* Aim:
Copy each entry as it stands, leaving nothing out.

(Figure content listings)
○ ○ ○
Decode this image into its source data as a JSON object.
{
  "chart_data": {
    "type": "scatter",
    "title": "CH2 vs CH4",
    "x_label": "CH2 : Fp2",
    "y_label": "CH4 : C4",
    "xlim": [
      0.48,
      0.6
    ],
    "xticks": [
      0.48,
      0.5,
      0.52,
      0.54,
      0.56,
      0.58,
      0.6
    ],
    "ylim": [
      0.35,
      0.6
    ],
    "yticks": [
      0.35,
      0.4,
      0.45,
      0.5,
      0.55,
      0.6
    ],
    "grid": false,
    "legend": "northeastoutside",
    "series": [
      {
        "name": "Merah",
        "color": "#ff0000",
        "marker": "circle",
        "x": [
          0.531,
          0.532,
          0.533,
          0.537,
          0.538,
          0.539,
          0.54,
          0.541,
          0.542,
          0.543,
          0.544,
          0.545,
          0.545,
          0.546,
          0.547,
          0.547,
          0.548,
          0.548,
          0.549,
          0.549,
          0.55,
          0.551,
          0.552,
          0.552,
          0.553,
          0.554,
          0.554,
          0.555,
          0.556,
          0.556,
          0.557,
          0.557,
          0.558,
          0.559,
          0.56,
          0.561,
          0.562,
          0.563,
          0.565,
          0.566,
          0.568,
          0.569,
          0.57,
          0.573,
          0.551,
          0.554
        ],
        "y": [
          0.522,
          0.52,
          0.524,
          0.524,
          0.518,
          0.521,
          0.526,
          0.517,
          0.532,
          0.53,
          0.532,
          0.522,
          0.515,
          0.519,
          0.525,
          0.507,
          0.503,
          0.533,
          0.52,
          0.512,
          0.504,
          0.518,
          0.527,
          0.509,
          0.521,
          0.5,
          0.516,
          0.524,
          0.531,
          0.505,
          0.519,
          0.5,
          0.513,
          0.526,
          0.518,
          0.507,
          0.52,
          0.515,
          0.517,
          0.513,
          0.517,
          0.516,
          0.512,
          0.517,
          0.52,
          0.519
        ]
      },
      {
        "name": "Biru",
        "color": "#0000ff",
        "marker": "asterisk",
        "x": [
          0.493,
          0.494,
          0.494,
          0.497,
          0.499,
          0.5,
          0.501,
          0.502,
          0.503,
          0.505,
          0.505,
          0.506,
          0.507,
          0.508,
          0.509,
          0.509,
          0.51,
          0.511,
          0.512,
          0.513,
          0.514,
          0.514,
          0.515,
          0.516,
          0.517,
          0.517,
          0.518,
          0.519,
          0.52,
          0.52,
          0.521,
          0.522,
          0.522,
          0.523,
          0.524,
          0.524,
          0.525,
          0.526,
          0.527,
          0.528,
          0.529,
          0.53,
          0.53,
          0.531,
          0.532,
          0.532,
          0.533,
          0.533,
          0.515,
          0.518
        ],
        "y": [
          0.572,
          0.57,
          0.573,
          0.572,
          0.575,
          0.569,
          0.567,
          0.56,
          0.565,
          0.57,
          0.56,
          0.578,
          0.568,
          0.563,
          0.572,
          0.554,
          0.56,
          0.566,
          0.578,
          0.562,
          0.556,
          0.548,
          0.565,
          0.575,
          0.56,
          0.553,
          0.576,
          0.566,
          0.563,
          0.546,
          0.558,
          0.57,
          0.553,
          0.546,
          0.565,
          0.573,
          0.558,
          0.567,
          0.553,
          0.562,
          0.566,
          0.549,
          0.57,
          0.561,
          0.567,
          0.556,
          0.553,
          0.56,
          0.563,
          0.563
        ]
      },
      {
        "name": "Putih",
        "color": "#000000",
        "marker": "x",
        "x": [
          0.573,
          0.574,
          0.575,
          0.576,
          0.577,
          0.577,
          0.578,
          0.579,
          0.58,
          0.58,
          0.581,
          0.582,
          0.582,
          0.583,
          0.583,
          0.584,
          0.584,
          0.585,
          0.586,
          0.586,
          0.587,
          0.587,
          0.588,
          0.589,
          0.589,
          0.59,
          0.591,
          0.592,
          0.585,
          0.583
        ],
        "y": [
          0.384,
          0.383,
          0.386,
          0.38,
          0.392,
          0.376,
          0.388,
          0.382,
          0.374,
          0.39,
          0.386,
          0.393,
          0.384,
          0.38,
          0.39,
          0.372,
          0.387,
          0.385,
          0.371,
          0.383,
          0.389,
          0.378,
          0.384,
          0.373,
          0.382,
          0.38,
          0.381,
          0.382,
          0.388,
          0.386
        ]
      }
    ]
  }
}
○ ○ ○
* Exercise output:
Decode this image into its source data as a JSON object.
{
  "chart_data": {
    "type": "scatter",
    "title": "CH2 vs CH4",
    "x_label": "CH2 : Fp2",
    "y_label": "CH4 : C4",
    "xlim": [
      0.48,
      0.6
    ],
    "xticks": [
      0.48,
      0.5,
      0.52,
      0.54,
      0.56,
      0.58,
      0.6
    ],
    "ylim": [
      0.35,
      0.6
    ],
    "yticks": [
      0.35,
      0.4,
      0.45,
      0.5,
      0.55,
      0.6
    ],
    "grid": false,
    "legend": "northeastoutside",
    "series": [
      {
        "name": "Merah",
        "color": "#ff0000",
        "marker": "circle",
        "x": [
          0.531,
          0.532,
          0.533,
          0.537,
          0.538,
          0.539,
          0.54,
          0.541,
          0.542,
          0.543,
          0.544,
          0.545,
          0.545,
          0.546,
          0.547,
          0.547,
          0.548,
          0.548,
          0.549,
          0.549,
          0.55,
          0.551,
          0.552,
          0.552,
          0.553,
          0.554,
          0.554,
          0.555,
          0.556,
          0.556,
          0.557,
          0.557,
          0.558,
          0.559,
          0.56,
          0.561,
          0.562,
          0.563,
          0.565,
          0.566,
          0.568,
          0.569,
          0.57,
          0.573,
          0.551,
          0.554
        ],
        "y": [
          0.522,
          0.52,
          0.524,
          0.524,
          0.518,
          0.521,
          0.526,
          0.517,
          0.532,
          0.53,
          0.532,
          0.522,
          0.515,
          0.519,
          0.525,
          0.507,
          0.503,
          0.533,
          0.52,
          0.512,
          0.504,
          0.518,
          0.527,
          0.509,
          0.521,
          0.5,
          0.516,
          0.524,
          0.531,
          0.505,
          0.519,
          0.5,
          0.513,
          0.526,
          0.518,
          0.507,
          0.52,
          0.515,
          0.517,
          0.513,
          0.517,
          0.516,
          0.512,
          0.517,
          0.52,
          0.519
        ]
      },
      {
        "name": "Biru",
        "color": "#0000ff",
        "marker": "asterisk",
        "x": [
          0.493,
          0.494,
          0.494,
          0.497,
          0.499,
          0.5,
          0.501,
          0.502,
          0.503,
          0.505,
          0.505,
          0.506,
          0.507,
          0.508,
          0.509,
          0.509,
          0.51,
          0.511,
          0.512,
          0.513,
          0.514,
          0.514,
          0.515,
          0.516,
          0.517,
          0.517,
          0.518,
          0.519,
          0.52,
          0.52,
          0.521,
          0.522,
          0.522,
          0.523,
          0.524,
          0.524,
          0.525,
          0.526,
          0.527,
          0.528,
          0.529,
          0.53,
          0.53,
          0.531,
          0.532,
          0.532,
          0.533,
          0.533,
          0.515,
          0.518
        ],
        "y": [
          0.572,
          0.57,
          0.573,
          0.572,
          0.575,
          0.569,
          0.567,
          0.56,
          0.565,
          0.57,
          0.56,
          0.578,
          0.568,
          0.563,
          0.572,
          0.554,
          0.56,
          0.566,
          0.578,
          0.562,
          0.556,
          0.548,
          0.565,
          0.575,
          0.56,
          0.553,
          0.576,
          0.566,
          0.563,
          0.546,
          0.558,
          0.57,
          0.553,
          0.546,
          0.565,
          0.573,
          0.558,
          0.567,
          0.553,
          0.562,
          0.566,
          0.549,
          0.57,
          0.561,
          0.567,
          0.556,
          0.553,
          0.56,
          0.563,
          0.563
        ]
      },
      {
        "name": "Putih",
        "color": "#000000",
        "marker": "x",
        "x": [
          0.573,
          0.574,
          0.575,
          0.576,
          0.577,
          0.577,
          0.578,
          0.579,
          0.58,
          0.58,
          0.581,
          0.582,
          0.582,
          0.583,
          0.583,
          0.584,
          0.584,
          0.585,
          0.586,
          0.586,
          0.587,
          0.587,
          0.588,
          0.589,
          0.589,
          0.59,
          0.591,
          0.592,
          0.585,
          0.583
        ],
        "y": [
          0.384,
          0.383,
          0.386,
          0.38,
          0.392,
          0.376,
          0.388,
          0.382,
          0.374,
          0.39,
          0.386,
          0.393,
          0.384,
          0.38,
          0.39,
          0.372,
          0.387,
          0.385,
          0.371,
          0.383,
          0.389,
          0.378,
          0.384,
          0.373,
          0.382,
          0.38,
          0.381,
          0.382,
          0.388,
          0.386
        ]
      }
    ]
  }
}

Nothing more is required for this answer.